──────── MATERIAL FOR THIS TASK ────────
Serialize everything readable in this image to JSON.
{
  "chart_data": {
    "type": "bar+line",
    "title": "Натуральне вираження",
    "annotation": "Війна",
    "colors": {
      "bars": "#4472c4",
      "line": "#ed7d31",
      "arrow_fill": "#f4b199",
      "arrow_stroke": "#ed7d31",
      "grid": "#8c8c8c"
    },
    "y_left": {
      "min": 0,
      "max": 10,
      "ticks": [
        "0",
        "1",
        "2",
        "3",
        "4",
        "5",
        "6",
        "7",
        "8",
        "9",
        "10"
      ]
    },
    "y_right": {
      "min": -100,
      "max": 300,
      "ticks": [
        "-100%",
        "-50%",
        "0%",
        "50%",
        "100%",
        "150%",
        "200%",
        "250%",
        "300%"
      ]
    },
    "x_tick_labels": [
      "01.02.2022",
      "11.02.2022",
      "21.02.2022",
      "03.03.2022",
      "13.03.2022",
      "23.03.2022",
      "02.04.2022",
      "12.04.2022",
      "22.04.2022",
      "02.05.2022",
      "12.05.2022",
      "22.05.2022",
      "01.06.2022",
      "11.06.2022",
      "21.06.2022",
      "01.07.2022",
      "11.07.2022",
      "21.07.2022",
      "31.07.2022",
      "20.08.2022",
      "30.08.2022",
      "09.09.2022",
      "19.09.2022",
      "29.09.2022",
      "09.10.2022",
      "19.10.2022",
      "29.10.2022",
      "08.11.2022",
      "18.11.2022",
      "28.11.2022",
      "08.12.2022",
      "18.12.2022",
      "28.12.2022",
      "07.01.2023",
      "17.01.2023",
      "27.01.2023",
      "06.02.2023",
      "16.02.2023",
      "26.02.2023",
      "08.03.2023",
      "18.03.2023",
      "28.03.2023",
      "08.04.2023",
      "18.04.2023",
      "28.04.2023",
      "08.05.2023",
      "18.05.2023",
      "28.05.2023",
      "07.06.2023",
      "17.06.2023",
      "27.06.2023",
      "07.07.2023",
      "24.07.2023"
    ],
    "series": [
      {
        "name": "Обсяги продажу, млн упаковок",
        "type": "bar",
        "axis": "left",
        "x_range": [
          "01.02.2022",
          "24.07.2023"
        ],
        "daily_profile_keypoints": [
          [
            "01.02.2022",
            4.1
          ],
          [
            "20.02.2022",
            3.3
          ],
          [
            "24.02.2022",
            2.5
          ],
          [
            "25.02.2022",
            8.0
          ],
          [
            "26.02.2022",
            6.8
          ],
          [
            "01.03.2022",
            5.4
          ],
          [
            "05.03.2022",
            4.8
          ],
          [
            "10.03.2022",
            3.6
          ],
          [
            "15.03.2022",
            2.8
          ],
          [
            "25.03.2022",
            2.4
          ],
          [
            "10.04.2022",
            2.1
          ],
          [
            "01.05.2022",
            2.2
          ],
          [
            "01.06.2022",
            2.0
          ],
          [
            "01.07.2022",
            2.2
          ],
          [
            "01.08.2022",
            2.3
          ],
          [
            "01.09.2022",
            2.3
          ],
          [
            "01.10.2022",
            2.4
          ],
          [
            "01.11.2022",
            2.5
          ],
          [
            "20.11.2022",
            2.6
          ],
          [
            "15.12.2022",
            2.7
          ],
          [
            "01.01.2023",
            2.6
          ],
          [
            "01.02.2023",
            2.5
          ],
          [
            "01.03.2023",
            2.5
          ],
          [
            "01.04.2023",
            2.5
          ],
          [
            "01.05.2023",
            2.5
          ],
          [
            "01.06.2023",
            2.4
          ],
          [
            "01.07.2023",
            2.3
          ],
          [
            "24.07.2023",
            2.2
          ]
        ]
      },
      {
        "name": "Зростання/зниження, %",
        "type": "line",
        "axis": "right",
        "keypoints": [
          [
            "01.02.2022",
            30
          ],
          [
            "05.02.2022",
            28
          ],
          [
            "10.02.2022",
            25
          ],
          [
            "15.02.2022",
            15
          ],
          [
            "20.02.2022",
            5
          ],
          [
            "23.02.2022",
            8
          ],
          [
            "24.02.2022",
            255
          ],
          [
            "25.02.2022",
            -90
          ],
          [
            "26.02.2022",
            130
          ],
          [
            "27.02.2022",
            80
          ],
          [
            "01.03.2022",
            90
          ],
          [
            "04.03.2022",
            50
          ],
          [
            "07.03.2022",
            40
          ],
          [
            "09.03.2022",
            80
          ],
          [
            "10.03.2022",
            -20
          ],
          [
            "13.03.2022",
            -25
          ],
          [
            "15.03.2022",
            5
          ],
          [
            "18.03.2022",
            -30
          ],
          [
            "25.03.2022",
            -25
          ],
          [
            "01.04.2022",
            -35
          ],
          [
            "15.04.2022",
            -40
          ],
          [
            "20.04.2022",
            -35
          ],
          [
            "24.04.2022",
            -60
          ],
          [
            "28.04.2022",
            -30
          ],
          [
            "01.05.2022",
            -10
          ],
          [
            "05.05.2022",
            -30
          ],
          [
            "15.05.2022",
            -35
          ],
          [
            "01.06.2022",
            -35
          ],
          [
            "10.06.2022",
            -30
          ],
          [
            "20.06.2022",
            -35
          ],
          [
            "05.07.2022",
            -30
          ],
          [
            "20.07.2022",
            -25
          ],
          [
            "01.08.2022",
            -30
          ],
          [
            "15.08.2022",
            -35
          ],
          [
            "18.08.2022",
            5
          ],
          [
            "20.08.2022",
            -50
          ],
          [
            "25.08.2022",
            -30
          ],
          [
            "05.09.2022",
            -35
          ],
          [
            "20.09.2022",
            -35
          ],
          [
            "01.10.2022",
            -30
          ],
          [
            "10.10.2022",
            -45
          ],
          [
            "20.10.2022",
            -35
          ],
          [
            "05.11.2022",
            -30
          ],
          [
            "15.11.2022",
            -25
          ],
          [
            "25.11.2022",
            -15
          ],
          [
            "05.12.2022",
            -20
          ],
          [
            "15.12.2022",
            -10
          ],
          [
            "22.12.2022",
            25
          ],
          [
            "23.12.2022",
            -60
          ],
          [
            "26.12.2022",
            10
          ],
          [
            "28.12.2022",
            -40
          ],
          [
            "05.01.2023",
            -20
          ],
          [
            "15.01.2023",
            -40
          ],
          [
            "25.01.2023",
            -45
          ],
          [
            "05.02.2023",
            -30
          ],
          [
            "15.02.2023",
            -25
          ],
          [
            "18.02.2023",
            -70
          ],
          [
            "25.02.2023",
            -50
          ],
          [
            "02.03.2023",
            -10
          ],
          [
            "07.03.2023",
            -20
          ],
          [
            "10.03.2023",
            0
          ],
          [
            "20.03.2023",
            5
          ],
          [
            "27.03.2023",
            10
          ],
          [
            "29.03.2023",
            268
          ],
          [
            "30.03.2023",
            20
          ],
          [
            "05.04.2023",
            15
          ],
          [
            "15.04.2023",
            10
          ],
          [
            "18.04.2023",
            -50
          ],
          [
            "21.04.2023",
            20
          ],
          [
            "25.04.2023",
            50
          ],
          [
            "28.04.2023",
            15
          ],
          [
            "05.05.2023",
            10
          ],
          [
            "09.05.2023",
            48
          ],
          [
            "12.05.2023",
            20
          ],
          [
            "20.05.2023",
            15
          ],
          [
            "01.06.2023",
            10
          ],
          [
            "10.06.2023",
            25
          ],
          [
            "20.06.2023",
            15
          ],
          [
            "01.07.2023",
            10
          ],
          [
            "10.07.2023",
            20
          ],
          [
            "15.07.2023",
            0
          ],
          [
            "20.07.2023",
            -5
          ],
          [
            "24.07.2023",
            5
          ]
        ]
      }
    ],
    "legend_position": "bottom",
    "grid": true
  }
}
────────
▶ _AIM OF THE EXERCISE_
All of the material above needs to be retyped word for word.

▶ _THE RESULT_
Serialize everything readable in this image to JSON.
{
  "chart_data": {
    "type": "bar+line",
    "title": "Натуральне вираження",
    "annotation": "Війна",
    "colors": {
      "bars": "#4472c4",
      "line": "#ed7d31",
      "arrow_fill": "#f4b199",
      "arrow_stroke": "#ed7d31",
      "grid": "#8c8c8c"
    },
    "y_left": {
      "min": 0,
      "max": 10,
      "ticks": [
        "0",
        "1",
        "2",
        "3",
        "4",
        "5",
        "6",
        "7",
        "8",
        "9",
        "10"
      ]
    },
    "y_right": {
      "min": -100,
      "max": 300,
      "ticks": [
        "-100%",
        "-50%",
        "0%",
        "50%",
        "100%",
        "150%",
        "200%",
        "250%",
        "300%"
      ]
    },
    "x_tick_labels": [
      "01.02.2022",
      "11.02.2022",
      "21.02.2022",
      "03.03.2022",
      "13.03.2022",
      "23.03.2022",
      "02.04.2022",
      "12.04.2022",
      "22.04.2022",
      "02.05.2022",
      "12.05.2022",
      "22.05.2022",
      "01.06.2022",
      "11.06.2022",
      "21.06.2022",
      "01.07.2022",
      "11.07.2022",
      "21.07.2022",
      "31.07.2022",
      "20.08.2022",
      "30.08.2022",
      "09.09.2022",
      "19.09.2022",
      "29.09.2022",
      "09.10.2022",
      "19.10.2022",
      "29.10.2022",
      "08.11.2022",
      "18.11.2022",
      "28.11.2022",
      "08.12.2022",
      "18.12.2022",
      "28.12.2022",
      "07.01.2023",
      "17.01.2023",
      "27.01.2023",
      "06.02.2023",
      "16.02.2023",
      "26.02.2023",
      "08.03.2023",
      "18.03.2023",
      "28.03.2023",
      "08.04.2023",
      "18.04.2023",
      "28.04.2023",
      "08.05.2023",
      "18.05.2023",
      "28.05.2023",
      "07.06.2023",
      "17.06.2023",
      "27.06.2023",
      "07.07.2023",
      "24.07.2023"
    ],
    "series": [
      {
        "name": "Обсяги продажу, млн упаковок",
        "type": "bar",
        "axis": "left",
        "x_range": [
          "01.02.2022",
          "24.07.2023"
        ],
        "daily_profile_keypoints": [
          [
            "01.02.2022",
            4.1
          ],
          [
            "20.02.2022",
            3.3
          ],
          [
            "24.02.2022",
            2.5
          ],
          [
            "25.02.2022",
            8.0
          ],
          [
            "26.02.2022",
            6.8
          ],
          [
            "01.03.2022",
            5.4
          ],
          [
            "05.03.2022",
            4.8
          ],
          [
            "10.03.2022",
            3.6
          ],
          [
            "15.03.2022",
            2.8
          ],
          [
            "25.03.2022",
            2.4
          ],
          [
            "10.04.2022",
            2.1
          ],
          [
            "01.05.2022",
            2.2
          ],
          [
            "01.06.2022",
            2.0
          ],
          [
            "01.07.2022",
            2.2
          ],
          [
            "01.08.2022",
            2.3
          ],
          [
            "01.09.2022",
            2.3
          ],
          [
            "01.10.2022",
            2.4
          ],
          [
            "01.11.2022",
            2.5
          ],
          [
            "20.11.2022",
            2.6
          ],
          [
            "15.12.2022",
            2.7
          ],
          [
            "01.01.2023",
            2.6
          ],
          [
            "01.02.2023",
            2.5
          ],
          [
            "01.03.2023",
            2.5
          ],
          [
            "01.04.2023",
            2.5
          ],
          [
            "01.05.2023",
            2.5
          ],
          [
            "01.06.2023",
            2.4
          ],
          [
            "01.07.2023",
            2.3
          ],
          [
            "24.07.2023",
            2.2
          ]
        ]
      },
      {
        "name": "Зростання/зниження, %",
        "type": "line",
        "axis": "right",
        "keypoints": [
          [
            "01.02.2022",
            30
          ],
          [
            "05.02.2022",
            28
          ],
          [
            "10.02.2022",
            25
          ],
          [
            "15.02.2022",
            15
          ],
          [
            "20.02.2022",
            5
          ],
          [
            "23.02.2022",
            8
          ],
          [
            "24.02.2022",
            255
          ],
          [
            "25.02.2022",
            -90
          ],
          [
            "26.02.2022",
            130
          ],
          [
            "27.02.2022",
            80
          ],
          [
            "01.03.2022",
            90
          ],
          [
            "04.03.2022",
            50
          ],
          [
            "07.03.2022",
            40
          ],
          [
            "09.03.2022",
            80
          ],
          [
            "10.03.2022",
            -20
          ],
          [
            "13.03.2022",
            -25
          ],
          [
            "15.03.2022",
            5
          ],
          [
            "18.03.2022",
            -30
          ],
          [
            "25.03.2022",
            -25
          ],
          [
            "01.04.2022",
            -35
          ],
          [
            "15.04.2022",
            -40
          ],
          [
            "20.04.2022",
            -35
          ],
          [
            "24.04.2022",
            -60
          ],
          [
            "28.04.2022",
            -30
          ],
          [
            "01.05.2022",
            -10
          ],
          [
            "05.05.2022",
            -30
          ],
          [
            "15.05.2022",
            -35
          ],
          [
            "01.06.2022",
            -35
          ],
          [
            "10.06.2022",
            -30
          ],
          [
            "20.06.2022",
            -35
          ],
          [
            "05.07.2022",
            -30
          ],
          [
            "20.07.2022",
            -25
          ],
          [
            "01.08.2022",
            -30
          ],
          [
            "15.08.2022",
            -35
          ],
          [
            "18.08.2022",
            5
          ],
          [
            "20.08.2022",
            -50
          ],
          [
            "25.08.2022",
            -30
          ],
          [
            "05.09.2022",
            -35
          ],
          [
            "20.09.2022",
            -35
          ],
          [
            "01.10.2022",
            -30
          ],
          [
            "10.10.2022",
            -45
          ],
          [
            "20.10.2022",
            -35
          ],
          [
            "05.11.2022",
            -30
          ],
          [
            "15.11.2022",
            -25
          ],
          [
            "25.11.2022",
            -15
          ],
          [
            "05.12.2022",
            -20
          ],
          [
            "15.12.2022",
            -10
          ],
          [
            "22.12.2022",
            25
          ],
          [
            "23.12.2022",
            -60
          ],
          [
            "26.12.2022",
            10
          ],
          [
            "28.12.2022",
            -40
          ],
          [
            "05.01.2023",
            -20
          ],
          [
            "15.01.2023",
            -40
          ],
          [
            "25.01.2023",
            -45
          ],
          [
            "05.02.2023",
            -30
          ],
          [
            "15.02.2023",
            -25
          ],
          [
            "18.02.2023",
            -70
          ],
          [
            "25.02.2023",
            -50
          ],
          [
            "02.03.2023",
            -10
          ],
          [
            "07.03.2023",
            -20
          ],
          [
            "10.03.2023",
            0
          ],
          [
            "20.03.2023",
            5
          ],
          [
            "27.03.2023",
            10
          ],
          [
            "29.03.2023",
            268
          ],
          [
            "30.03.2023",
            20
          ],
          [
            "05.04.2023",
            15
          ],
          [
            "15.04.2023",
            10
          ],
          [
            "18.04.2023",
            -50
          ],
          [
            "21.04.2023",
            20
          ],
          [
            "25.04.2023",
            50
          ],
          [
            "28.04.2023",
            15
          ],
          [
            "05.05.2023",
            10
          ],
          [
            "09.05.2023",
            48
          ],
          [
            "12.05.2023",
            20
          ],
          [
            "20.05.2023",
            15
          ],
          [
            "01.06.2023",
            10
          ],
          [
            "10.06.2023",
            25
          ],
          [
            "20.06.2023",
            15
          ],
          [
            "01.07.2023",
            10
          ],
          [
            "10.07.2023",
            20
          ],
          [
            "15.07.2023",
            0
          ],
          [
            "20.07.2023",
            -5
          ],
          [
            "24.07.2023",
            5
          ]
        ]
      }
    ],
    "legend_position": "bottom",
    "grid": true
  }
}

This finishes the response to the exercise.